* [Pasaje proporcionado]:
Nuestros estudiantes leen los clásicos, estudian ciencias y matemáticas, hacen trabajos de investigación, estudian biología y economía, toman cursos de psicología experimental y de arte, entre otros. Todos ellos eligen una concentración, lo que los obliga a estudiar una disciplina en mayor profundidad. Pero eso no significa que se transforman en súper especialistas en ese ramo.
Graduamos individuos flexibles, que pueden resolver problemas específicos, y que posteriormente, si así lo desean, pueden especializarse, a través de programas de posgrado, en casi cualquier área.
Pero el currículo no es lo único diferente; también lo es la forma en que se aprende. No es una exageración decir que 80% de lo que un estudiante aprende, es a través de trabajos en grupo o investigaciones individuales; sólo un 20% proviene de las clases impartidas por los profesores.

* [Tarea a realizar]:
Reproduce sin cambios el fragmento del pasaje sobre el currículo que comienza en "Nuestros estudiantes leen" y termina en "en ese ramo.".

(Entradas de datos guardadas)

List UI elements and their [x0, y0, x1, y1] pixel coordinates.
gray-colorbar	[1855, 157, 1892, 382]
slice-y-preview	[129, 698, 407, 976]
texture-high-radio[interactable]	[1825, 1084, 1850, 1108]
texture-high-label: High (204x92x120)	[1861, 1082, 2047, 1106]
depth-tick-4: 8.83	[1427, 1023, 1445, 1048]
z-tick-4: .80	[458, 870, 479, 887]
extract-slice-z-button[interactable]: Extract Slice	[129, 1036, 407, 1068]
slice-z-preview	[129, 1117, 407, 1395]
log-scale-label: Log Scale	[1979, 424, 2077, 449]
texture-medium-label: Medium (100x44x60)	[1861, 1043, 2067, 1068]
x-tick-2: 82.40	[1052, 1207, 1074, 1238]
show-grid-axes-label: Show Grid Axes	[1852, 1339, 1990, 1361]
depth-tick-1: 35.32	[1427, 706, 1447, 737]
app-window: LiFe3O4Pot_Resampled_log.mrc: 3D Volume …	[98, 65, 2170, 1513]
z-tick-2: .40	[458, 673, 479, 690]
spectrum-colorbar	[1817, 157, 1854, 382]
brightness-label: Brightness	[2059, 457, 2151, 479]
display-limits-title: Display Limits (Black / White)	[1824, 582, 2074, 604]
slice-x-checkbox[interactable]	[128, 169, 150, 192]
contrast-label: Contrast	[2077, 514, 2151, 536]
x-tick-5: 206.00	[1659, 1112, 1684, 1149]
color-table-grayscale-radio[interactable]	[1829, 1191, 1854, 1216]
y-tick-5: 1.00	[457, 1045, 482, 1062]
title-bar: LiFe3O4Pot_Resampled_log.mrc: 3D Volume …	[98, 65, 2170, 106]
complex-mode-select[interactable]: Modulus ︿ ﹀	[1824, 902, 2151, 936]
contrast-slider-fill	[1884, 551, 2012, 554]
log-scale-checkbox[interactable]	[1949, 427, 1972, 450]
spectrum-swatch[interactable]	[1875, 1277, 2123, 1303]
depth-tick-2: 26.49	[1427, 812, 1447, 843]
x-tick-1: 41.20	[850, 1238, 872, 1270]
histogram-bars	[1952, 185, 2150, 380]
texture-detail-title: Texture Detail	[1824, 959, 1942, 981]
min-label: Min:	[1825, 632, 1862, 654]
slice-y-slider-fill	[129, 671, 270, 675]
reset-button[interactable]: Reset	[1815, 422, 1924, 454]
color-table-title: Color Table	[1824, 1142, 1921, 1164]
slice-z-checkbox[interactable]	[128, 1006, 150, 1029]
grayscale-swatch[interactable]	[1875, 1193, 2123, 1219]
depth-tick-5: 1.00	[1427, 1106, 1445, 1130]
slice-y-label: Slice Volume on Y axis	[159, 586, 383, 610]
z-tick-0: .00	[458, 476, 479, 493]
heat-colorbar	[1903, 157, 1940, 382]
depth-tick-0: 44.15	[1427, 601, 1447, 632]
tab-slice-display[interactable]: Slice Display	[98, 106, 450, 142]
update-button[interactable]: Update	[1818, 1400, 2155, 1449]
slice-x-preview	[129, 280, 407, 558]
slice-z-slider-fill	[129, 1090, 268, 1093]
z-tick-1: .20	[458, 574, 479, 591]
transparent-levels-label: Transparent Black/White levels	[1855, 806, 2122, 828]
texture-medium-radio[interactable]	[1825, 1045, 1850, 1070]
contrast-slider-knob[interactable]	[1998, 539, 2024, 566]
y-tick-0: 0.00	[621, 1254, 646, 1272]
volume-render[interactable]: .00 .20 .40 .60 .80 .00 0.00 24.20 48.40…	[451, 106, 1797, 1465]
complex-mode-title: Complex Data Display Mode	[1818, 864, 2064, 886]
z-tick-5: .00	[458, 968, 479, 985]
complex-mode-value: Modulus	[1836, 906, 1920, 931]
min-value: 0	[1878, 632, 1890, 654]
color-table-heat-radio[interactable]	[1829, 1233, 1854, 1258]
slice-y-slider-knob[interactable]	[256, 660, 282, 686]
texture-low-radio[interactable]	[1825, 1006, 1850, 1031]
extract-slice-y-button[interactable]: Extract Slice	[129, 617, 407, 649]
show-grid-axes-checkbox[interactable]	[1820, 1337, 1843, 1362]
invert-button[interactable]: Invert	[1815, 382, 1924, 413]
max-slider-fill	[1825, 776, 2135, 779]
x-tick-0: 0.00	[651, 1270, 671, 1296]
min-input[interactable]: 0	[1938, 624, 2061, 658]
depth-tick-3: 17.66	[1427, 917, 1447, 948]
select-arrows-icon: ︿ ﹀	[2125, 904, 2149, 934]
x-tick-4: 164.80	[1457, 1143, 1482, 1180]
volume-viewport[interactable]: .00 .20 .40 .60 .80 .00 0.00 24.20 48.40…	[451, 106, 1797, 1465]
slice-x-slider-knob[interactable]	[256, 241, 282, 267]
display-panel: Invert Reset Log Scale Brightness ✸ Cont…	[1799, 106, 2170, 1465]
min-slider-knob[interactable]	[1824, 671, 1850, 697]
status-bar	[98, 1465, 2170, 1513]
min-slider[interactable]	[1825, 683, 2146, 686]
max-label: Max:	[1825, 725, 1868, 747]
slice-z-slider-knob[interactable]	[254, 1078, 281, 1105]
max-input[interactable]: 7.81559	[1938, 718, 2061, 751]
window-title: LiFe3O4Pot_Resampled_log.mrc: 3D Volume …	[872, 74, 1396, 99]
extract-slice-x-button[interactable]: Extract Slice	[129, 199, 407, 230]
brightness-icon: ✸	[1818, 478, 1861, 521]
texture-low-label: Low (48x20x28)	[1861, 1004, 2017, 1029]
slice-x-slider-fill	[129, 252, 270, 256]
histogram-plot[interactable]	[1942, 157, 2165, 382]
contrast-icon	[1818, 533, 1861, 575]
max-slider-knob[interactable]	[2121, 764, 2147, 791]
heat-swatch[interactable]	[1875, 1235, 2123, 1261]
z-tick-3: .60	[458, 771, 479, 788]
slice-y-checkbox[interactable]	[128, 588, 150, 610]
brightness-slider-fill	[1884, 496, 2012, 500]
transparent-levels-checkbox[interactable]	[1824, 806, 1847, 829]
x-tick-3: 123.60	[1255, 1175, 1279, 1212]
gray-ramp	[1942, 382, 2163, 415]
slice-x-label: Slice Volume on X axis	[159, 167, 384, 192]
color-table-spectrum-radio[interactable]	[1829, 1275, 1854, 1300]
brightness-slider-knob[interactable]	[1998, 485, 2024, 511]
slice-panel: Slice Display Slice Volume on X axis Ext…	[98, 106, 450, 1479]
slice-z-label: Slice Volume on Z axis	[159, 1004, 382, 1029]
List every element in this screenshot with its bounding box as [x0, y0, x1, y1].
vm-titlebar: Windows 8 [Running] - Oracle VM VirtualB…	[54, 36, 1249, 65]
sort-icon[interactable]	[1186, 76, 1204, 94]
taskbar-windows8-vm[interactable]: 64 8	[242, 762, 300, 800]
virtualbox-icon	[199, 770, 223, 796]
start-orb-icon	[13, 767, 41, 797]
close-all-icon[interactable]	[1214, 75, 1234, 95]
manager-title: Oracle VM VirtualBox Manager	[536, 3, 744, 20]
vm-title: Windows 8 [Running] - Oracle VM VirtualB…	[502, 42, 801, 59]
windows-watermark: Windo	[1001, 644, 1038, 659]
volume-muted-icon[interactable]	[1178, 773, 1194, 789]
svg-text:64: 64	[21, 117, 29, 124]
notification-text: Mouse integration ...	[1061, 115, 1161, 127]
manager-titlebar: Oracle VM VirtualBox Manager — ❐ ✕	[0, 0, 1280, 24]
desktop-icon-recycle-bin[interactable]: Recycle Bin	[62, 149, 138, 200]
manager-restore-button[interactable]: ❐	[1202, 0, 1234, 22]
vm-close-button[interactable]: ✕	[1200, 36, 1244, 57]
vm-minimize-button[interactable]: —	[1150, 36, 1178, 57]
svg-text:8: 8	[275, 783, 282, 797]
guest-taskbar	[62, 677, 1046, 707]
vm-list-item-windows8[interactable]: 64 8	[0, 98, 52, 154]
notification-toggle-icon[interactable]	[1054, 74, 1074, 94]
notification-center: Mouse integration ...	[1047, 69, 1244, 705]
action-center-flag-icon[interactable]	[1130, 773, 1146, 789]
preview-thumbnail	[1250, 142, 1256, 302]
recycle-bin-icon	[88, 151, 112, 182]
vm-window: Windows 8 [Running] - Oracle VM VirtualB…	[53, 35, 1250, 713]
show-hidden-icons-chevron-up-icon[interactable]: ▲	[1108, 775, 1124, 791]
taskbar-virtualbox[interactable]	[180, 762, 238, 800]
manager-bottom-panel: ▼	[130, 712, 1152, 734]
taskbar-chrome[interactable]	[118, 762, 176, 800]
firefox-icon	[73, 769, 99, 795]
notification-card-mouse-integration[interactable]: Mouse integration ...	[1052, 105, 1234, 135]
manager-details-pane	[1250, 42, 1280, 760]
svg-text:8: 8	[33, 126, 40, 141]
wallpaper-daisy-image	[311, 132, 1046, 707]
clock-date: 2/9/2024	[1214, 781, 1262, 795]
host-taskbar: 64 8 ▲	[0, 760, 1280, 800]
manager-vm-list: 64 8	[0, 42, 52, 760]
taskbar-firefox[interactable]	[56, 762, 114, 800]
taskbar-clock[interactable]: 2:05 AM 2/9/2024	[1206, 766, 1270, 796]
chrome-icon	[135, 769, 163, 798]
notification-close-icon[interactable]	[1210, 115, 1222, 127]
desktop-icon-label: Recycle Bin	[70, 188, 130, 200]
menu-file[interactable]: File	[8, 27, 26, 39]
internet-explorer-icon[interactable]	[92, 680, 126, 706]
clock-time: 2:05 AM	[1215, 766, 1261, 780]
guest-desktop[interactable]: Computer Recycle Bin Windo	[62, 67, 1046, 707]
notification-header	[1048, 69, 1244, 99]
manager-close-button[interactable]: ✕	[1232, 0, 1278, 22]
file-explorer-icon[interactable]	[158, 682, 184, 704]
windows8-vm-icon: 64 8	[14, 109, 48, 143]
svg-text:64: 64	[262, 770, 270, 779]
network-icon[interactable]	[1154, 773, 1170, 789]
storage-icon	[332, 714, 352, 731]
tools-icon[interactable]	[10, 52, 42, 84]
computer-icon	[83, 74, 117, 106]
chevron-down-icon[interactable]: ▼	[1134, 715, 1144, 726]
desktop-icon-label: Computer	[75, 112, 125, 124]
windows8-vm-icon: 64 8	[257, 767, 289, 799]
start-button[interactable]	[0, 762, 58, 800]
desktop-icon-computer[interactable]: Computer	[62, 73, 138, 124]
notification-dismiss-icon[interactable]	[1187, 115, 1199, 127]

* [Respuesta]:
Nuestros estudiantes leen los clásicos, estudian ciencias y matemáticas, hacen trabajos de investigación, estudian biología y economía, toman cursos de psicología experimental y de arte, entre otros. Todos ellos eligen una concentración, lo que los obliga a estudiar una disciplina en mayor profundidad. Pero eso no significa que se transforman en súper especialistas en ese ramo.